# EXERCISE
Write out all of the entries that follow, word for word, but skip the pictures.

[Excerpts from a figure dataset]
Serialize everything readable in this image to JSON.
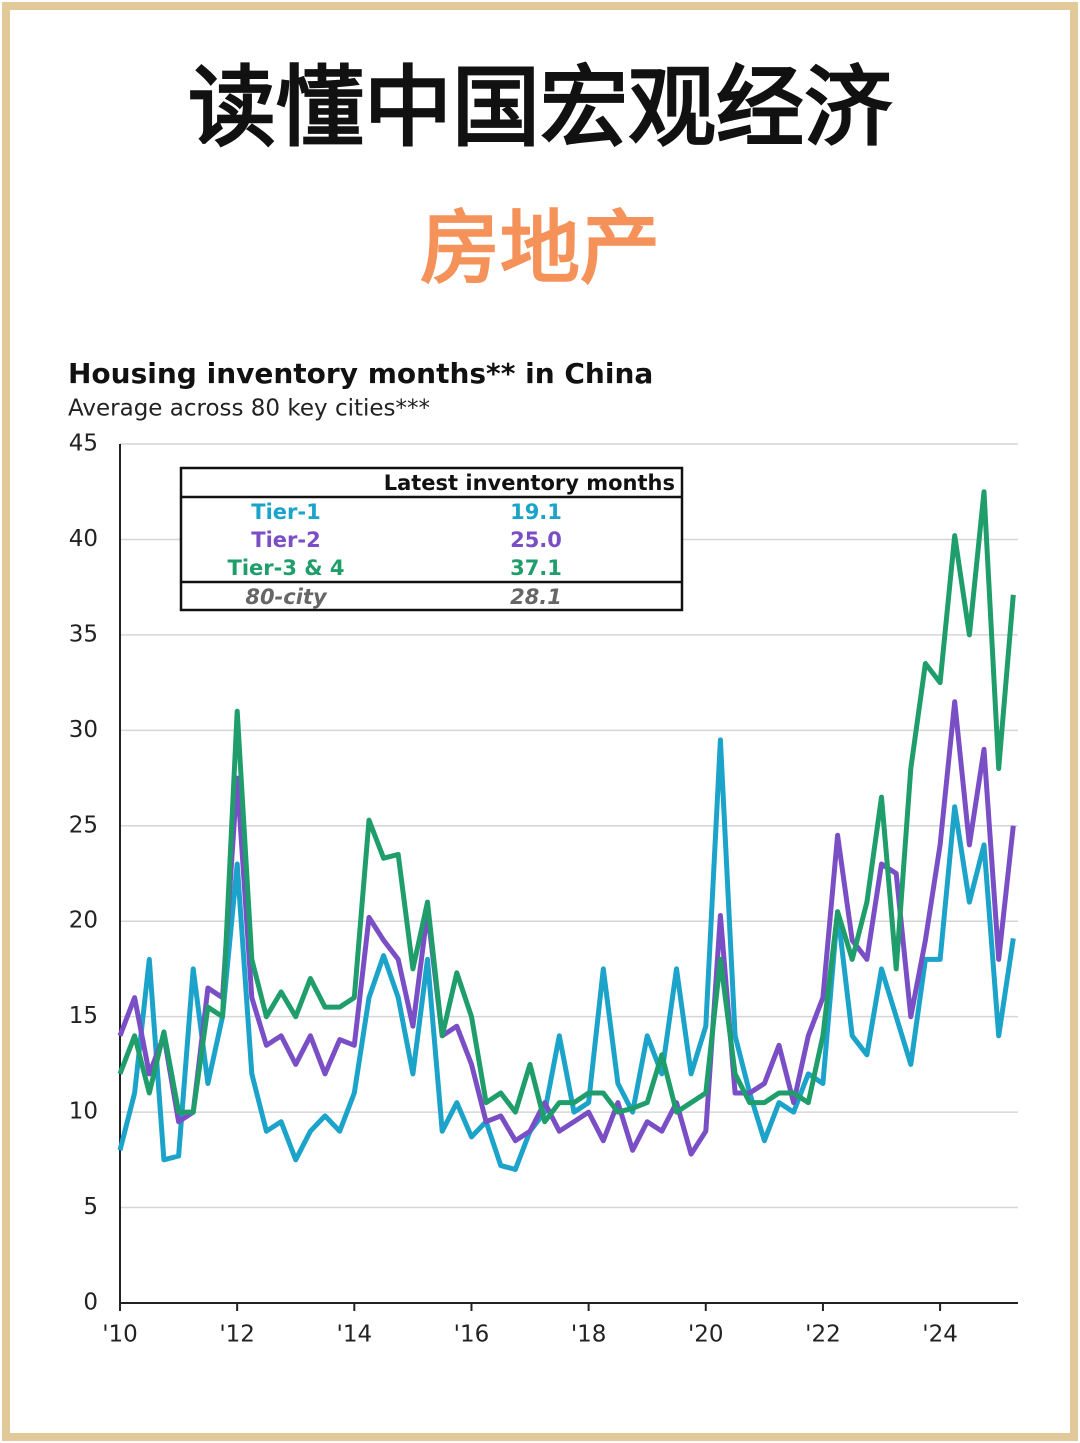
{
  "header": {
    "title": "读懂中国宏观经济",
    "subtitle": "房地产"
  },
  "chart_data": {
    "type": "line",
    "title": "Housing inventory months** in China",
    "subtitle": "Average across 80 key cities***",
    "x": [
      2010,
      2010.25,
      2010.5,
      2010.75,
      2011,
      2011.25,
      2011.5,
      2011.75,
      2012,
      2012.25,
      2012.5,
      2012.75,
      2013,
      2013.25,
      2013.5,
      2013.75,
      2014,
      2014.25,
      2014.5,
      2014.75,
      2015,
      2015.25,
      2015.5,
      2015.75,
      2016,
      2016.25,
      2016.5,
      2016.75,
      2017,
      2017.25,
      2017.5,
      2017.75,
      2018,
      2018.25,
      2018.5,
      2018.75,
      2019,
      2019.25,
      2019.5,
      2019.75,
      2020,
      2020.25,
      2020.5,
      2020.75,
      2021,
      2021.25,
      2021.5,
      2021.75,
      2022,
      2022.25,
      2022.5,
      2022.75,
      2023,
      2023.25,
      2023.5,
      2023.75,
      2024,
      2024.25,
      2024.5,
      2024.75,
      2025,
      2025.25
    ],
    "series": [
      {
        "name": "Tier-1",
        "color": "#1ba3c9",
        "values": [
          8,
          11,
          18,
          7.5,
          7.7,
          17.5,
          11.5,
          15,
          23,
          12,
          9,
          9.5,
          7.5,
          9,
          9.8,
          9,
          11,
          16,
          18.2,
          16,
          12,
          18,
          9,
          10.5,
          8.7,
          9.5,
          7.2,
          7,
          9,
          10,
          14,
          10,
          10.5,
          17.5,
          11.5,
          10,
          14,
          12,
          17.5,
          12,
          14.5,
          29.5,
          14,
          11,
          8.5,
          10.5,
          10,
          12,
          11.5,
          20.5,
          14,
          13,
          17.5,
          15,
          12.5,
          18,
          18,
          26,
          21,
          24,
          14,
          19.1
        ]
      },
      {
        "name": "Tier-2",
        "color": "#7a4fc6",
        "values": [
          14,
          16,
          12,
          14,
          9.5,
          10,
          16.5,
          16,
          27.5,
          16,
          13.5,
          14,
          12.5,
          14,
          12,
          13.8,
          13.5,
          20.2,
          19,
          18,
          14.5,
          20.5,
          14,
          14.5,
          12.5,
          9.5,
          9.8,
          8.5,
          9,
          10.5,
          9,
          9.5,
          10,
          8.5,
          10.5,
          8,
          9.5,
          9,
          10.5,
          7.8,
          9,
          20.3,
          11,
          11,
          11.5,
          13.5,
          10.5,
          14,
          16,
          24.5,
          19,
          18,
          23,
          22.5,
          15,
          19,
          24,
          31.5,
          24,
          29,
          18,
          25.0
        ]
      },
      {
        "name": "Tier-3 & 4",
        "color": "#1f9e6c",
        "values": [
          12,
          14,
          11,
          14.2,
          10,
          10,
          15.5,
          15,
          31,
          18,
          15,
          16.3,
          15,
          17,
          15.5,
          15.5,
          16,
          25.3,
          23.3,
          23.5,
          17.5,
          21,
          14,
          17.3,
          15,
          10.5,
          11,
          10,
          12.5,
          9.5,
          10.5,
          10.5,
          11,
          11,
          10,
          10.2,
          10.5,
          13,
          10,
          10.5,
          11,
          18,
          12,
          10.5,
          10.5,
          11,
          11,
          10.5,
          14,
          20.5,
          18,
          21,
          26.5,
          17.5,
          28,
          33.5,
          32.5,
          40.2,
          35,
          42.5,
          28,
          37.1
        ]
      }
    ],
    "xlim": [
      2010,
      2025.33
    ],
    "xticks": [
      {
        "value": 2010,
        "label": "'10"
      },
      {
        "value": 2012,
        "label": "'12"
      },
      {
        "value": 2014,
        "label": "'14"
      },
      {
        "value": 2016,
        "label": "'16"
      },
      {
        "value": 2018,
        "label": "'18"
      },
      {
        "value": 2020,
        "label": "'20"
      },
      {
        "value": 2022,
        "label": "'22"
      },
      {
        "value": 2024,
        "label": "'24"
      }
    ],
    "ylim": [
      0,
      45
    ],
    "yticks": [
      0,
      5,
      10,
      15,
      20,
      25,
      30,
      35,
      40,
      45
    ],
    "grid": true,
    "inset_table": {
      "header": "Latest inventory months",
      "rows": [
        {
          "name": "Tier-1",
          "value": "19.1",
          "color": "#1ba3c9"
        },
        {
          "name": "Tier-2",
          "value": "25.0",
          "color": "#7a4fc6"
        },
        {
          "name": "Tier-3 & 4",
          "value": "37.1",
          "color": "#1f9e6c"
        },
        {
          "name": "80-city",
          "value": "28.1",
          "color": "#666666"
        }
      ]
    }
  }
}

# THE COMPLETED TASK
Serialize everything readable in this image to JSON.
{
  "header": {
    "title": "读懂中国宏观经济",
    "subtitle": "房地产"
  },
  "chart_data": {
    "type": "line",
    "title": "Housing inventory months** in China",
    "subtitle": "Average across 80 key cities***",
    "x": [
      2010,
      2010.25,
      2010.5,
      2010.75,
      2011,
      2011.25,
      2011.5,
      2011.75,
      2012,
      2012.25,
      2012.5,
      2012.75,
      2013,
      2013.25,
      2013.5,
      2013.75,
      2014,
      2014.25,
      2014.5,
      2014.75,
      2015,
      2015.25,
      2015.5,
      2015.75,
      2016,
      2016.25,
      2016.5,
      2016.75,
      2017,
      2017.25,
      2017.5,
      2017.75,
      2018,
      2018.25,
      2018.5,
      2018.75,
      2019,
      2019.25,
      2019.5,
      2019.75,
      2020,
      2020.25,
      2020.5,
      2020.75,
      2021,
      2021.25,
      2021.5,
      2021.75,
      2022,
      2022.25,
      2022.5,
      2022.75,
      2023,
      2023.25,
      2023.5,
      2023.75,
      2024,
      2024.25,
      2024.5,
      2024.75,
      2025,
      2025.25
    ],
    "series": [
      {
        "name": "Tier-1",
        "color": "#1ba3c9",
        "values": [
          8,
          11,
          18,
          7.5,
          7.7,
          17.5,
          11.5,
          15,
          23,
          12,
          9,
          9.5,
          7.5,
          9,
          9.8,
          9,
          11,
          16,
          18.2,
          16,
          12,
          18,
          9,
          10.5,
          8.7,
          9.5,
          7.2,
          7,
          9,
          10,
          14,
          10,
          10.5,
          17.5,
          11.5,
          10,
          14,
          12,
          17.5,
          12,
          14.5,
          29.5,
          14,
          11,
          8.5,
          10.5,
          10,
          12,
          11.5,
          20.5,
          14,
          13,
          17.5,
          15,
          12.5,
          18,
          18,
          26,
          21,
          24,
          14,
          19.1
        ]
      },
      {
        "name": "Tier-2",
        "color": "#7a4fc6",
        "values": [
          14,
          16,
          12,
          14,
          9.5,
          10,
          16.5,
          16,
          27.5,
          16,
          13.5,
          14,
          12.5,
          14,
          12,
          13.8,
          13.5,
          20.2,
          19,
          18,
          14.5,
          20.5,
          14,
          14.5,
          12.5,
          9.5,
          9.8,
          8.5,
          9,
          10.5,
          9,
          9.5,
          10,
          8.5,
          10.5,
          8,
          9.5,
          9,
          10.5,
          7.8,
          9,
          20.3,
          11,
          11,
          11.5,
          13.5,
          10.5,
          14,
          16,
          24.5,
          19,
          18,
          23,
          22.5,
          15,
          19,
          24,
          31.5,
          24,
          29,
          18,
          25.0
        ]
      },
      {
        "name": "Tier-3 & 4",
        "color": "#1f9e6c",
        "values": [
          12,
          14,
          11,
          14.2,
          10,
          10,
          15.5,
          15,
          31,
          18,
          15,
          16.3,
          15,
          17,
          15.5,
          15.5,
          16,
          25.3,
          23.3,
          23.5,
          17.5,
          21,
          14,
          17.3,
          15,
          10.5,
          11,
          10,
          12.5,
          9.5,
          10.5,
          10.5,
          11,
          11,
          10,
          10.2,
          10.5,
          13,
          10,
          10.5,
          11,
          18,
          12,
          10.5,
          10.5,
          11,
          11,
          10.5,
          14,
          20.5,
          18,
          21,
          26.5,
          17.5,
          28,
          33.5,
          32.5,
          40.2,
          35,
          42.5,
          28,
          37.1
        ]
      }
    ],
    "xlim": [
      2010,
      2025.33
    ],
    "xticks": [
      {
        "value": 2010,
        "label": "'10"
      },
      {
        "value": 2012,
        "label": "'12"
      },
      {
        "value": 2014,
        "label": "'14"
      },
      {
        "value": 2016,
        "label": "'16"
      },
      {
        "value": 2018,
        "label": "'18"
      },
      {
        "value": 2020,
        "label": "'20"
      },
      {
        "value": 2022,
        "label": "'22"
      },
      {
        "value": 2024,
        "label": "'24"
      }
    ],
    "ylim": [
      0,
      45
    ],
    "yticks": [
      0,
      5,
      10,
      15,
      20,
      25,
      30,
      35,
      40,
      45
    ],
    "grid": true,
    "inset_table": {
      "header": "Latest inventory months",
      "rows": [
        {
          "name": "Tier-1",
          "value": "19.1",
          "color": "#1ba3c9"
        },
        {
          "name": "Tier-2",
          "value": "25.0",
          "color": "#7a4fc6"
        },
        {
          "name": "Tier-3 & 4",
          "value": "37.1",
          "color": "#1f9e6c"
        },
        {
          "name": "80-city",
          "value": "28.1",
          "color": "#666666"
        }
      ]
    }
  }
}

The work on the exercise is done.